SHORT TASK:
Your answer should be a single number: how many lines in the data below hold the string "Adding".
** start of INPUT FOR THIS TASK **
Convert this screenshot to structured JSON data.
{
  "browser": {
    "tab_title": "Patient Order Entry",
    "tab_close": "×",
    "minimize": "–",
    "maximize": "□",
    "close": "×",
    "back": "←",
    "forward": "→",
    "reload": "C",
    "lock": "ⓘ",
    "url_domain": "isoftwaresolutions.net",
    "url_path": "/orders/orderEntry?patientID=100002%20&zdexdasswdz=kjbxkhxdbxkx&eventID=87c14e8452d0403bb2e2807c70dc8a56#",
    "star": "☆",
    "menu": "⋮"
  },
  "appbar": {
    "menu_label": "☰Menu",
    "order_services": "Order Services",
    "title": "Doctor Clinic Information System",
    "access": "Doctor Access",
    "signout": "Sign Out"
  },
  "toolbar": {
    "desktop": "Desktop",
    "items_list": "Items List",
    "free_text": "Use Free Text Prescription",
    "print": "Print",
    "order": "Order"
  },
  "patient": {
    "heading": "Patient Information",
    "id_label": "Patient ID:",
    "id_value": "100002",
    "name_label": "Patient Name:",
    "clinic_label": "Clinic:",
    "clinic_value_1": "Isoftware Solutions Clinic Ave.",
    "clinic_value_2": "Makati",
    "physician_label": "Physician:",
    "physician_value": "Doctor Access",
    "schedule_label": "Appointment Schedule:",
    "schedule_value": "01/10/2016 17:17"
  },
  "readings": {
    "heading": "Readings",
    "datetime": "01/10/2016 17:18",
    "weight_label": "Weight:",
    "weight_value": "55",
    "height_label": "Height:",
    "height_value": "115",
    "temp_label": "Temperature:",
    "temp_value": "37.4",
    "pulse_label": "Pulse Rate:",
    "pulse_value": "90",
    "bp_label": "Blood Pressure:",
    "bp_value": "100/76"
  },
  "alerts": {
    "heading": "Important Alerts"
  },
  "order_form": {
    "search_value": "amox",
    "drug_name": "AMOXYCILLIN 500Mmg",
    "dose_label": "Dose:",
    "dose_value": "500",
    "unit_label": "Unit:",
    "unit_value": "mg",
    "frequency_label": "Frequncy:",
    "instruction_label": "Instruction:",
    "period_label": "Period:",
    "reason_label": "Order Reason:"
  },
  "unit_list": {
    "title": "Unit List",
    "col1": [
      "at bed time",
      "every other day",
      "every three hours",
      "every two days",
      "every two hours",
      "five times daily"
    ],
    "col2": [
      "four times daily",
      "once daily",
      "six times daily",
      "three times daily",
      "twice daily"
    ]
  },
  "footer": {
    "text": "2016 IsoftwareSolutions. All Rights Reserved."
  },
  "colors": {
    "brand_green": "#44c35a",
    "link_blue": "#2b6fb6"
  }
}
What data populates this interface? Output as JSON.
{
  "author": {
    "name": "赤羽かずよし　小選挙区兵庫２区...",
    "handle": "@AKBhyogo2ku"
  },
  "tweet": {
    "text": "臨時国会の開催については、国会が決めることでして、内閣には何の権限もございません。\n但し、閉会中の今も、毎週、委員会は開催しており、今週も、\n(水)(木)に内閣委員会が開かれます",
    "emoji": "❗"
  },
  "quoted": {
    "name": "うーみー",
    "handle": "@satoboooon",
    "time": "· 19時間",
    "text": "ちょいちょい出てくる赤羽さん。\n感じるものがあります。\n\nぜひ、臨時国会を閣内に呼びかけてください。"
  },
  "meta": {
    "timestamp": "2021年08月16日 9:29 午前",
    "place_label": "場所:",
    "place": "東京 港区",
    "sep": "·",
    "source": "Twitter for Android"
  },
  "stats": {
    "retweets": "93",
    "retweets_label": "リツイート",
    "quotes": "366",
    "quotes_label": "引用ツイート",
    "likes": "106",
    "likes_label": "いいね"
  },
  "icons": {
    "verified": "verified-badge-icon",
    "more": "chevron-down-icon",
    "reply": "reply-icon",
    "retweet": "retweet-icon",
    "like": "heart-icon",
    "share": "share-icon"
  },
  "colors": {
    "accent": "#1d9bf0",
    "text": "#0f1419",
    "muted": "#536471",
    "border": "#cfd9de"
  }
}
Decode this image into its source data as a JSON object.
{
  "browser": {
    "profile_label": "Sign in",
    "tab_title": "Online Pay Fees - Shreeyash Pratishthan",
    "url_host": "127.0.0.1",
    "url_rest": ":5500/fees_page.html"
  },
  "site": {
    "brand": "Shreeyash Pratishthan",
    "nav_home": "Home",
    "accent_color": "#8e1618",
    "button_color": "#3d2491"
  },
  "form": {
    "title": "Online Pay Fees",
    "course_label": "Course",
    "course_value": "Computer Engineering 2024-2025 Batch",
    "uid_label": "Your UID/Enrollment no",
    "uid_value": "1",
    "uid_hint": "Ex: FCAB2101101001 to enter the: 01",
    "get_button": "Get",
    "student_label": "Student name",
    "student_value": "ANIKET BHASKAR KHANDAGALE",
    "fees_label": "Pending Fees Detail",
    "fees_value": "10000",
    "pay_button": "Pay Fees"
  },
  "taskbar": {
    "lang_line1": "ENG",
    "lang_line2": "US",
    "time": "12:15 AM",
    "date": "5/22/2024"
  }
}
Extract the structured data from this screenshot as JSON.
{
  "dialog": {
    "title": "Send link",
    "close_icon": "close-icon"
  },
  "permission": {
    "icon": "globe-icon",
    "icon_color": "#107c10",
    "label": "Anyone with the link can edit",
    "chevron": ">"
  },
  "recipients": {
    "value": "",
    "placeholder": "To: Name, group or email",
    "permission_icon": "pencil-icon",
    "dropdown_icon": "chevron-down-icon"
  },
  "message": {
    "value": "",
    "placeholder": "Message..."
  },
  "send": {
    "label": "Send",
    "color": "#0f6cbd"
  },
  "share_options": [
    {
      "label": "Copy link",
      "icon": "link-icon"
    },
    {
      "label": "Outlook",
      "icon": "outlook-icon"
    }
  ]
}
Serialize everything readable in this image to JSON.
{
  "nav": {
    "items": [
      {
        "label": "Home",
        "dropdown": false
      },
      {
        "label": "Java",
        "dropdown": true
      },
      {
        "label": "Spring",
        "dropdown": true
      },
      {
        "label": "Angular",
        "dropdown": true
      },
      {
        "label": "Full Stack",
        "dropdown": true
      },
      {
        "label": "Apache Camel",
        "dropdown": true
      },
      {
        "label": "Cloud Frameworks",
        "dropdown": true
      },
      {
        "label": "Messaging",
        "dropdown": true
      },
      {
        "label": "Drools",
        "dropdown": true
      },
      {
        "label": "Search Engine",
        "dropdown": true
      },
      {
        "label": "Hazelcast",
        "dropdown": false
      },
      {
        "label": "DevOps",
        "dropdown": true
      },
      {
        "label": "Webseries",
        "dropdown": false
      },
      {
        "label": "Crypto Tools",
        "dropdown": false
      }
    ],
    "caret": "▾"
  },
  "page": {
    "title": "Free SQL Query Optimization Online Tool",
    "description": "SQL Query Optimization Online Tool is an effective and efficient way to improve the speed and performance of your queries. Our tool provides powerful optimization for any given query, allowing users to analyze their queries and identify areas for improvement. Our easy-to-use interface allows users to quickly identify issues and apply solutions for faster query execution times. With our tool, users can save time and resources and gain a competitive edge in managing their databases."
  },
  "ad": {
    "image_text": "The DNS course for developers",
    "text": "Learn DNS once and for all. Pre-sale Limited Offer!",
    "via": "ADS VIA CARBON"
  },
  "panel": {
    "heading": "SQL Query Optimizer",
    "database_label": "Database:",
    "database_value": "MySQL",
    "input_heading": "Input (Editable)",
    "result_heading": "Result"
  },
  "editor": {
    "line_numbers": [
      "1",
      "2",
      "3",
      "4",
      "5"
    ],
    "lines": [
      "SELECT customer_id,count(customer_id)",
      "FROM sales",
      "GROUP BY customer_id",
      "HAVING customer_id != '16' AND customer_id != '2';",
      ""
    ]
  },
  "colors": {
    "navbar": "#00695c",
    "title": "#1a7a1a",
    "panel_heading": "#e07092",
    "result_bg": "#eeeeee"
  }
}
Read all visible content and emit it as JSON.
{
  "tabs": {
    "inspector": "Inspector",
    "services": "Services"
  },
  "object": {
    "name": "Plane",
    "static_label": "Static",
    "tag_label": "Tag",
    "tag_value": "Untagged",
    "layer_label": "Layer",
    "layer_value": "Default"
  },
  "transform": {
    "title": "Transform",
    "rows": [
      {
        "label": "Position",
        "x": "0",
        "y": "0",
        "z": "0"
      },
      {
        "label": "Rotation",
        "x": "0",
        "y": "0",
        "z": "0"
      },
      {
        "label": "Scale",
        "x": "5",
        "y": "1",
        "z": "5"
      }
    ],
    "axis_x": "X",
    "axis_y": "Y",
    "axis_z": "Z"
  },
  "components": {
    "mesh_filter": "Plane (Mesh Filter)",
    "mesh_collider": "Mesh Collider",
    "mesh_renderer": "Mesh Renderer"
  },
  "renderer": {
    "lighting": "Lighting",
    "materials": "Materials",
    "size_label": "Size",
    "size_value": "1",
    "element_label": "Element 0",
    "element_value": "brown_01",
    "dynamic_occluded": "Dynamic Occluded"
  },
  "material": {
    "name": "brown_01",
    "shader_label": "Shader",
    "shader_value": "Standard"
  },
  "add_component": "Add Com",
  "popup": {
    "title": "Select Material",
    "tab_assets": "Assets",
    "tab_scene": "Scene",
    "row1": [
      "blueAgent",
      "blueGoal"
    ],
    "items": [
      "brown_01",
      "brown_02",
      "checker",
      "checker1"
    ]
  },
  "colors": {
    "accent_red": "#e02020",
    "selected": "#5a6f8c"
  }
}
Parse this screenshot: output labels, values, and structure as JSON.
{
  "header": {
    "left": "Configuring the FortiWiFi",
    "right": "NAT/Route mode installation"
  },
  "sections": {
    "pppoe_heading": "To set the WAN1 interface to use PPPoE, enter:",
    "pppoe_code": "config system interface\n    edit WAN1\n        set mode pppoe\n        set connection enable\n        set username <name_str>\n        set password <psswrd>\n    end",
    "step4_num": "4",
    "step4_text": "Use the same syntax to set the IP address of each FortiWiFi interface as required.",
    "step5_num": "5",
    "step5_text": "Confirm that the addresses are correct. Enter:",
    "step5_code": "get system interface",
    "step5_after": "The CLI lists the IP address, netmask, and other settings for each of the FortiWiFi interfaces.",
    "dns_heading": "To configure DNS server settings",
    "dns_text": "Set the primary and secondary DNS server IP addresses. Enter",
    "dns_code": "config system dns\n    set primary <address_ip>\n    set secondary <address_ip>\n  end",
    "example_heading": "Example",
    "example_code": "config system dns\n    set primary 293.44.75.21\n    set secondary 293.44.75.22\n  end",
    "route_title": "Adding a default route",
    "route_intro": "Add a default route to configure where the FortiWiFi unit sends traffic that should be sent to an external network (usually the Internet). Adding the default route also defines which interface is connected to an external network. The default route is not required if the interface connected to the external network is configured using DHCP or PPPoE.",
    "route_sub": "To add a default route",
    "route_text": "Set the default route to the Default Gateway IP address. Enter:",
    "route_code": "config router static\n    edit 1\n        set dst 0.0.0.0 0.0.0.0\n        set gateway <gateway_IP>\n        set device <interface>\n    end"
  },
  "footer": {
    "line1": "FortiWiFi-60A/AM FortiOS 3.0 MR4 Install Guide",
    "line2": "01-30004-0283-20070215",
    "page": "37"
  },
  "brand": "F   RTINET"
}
** end of INPUT FOR THIS TASK **
OUTPUT OF THE TASK:
2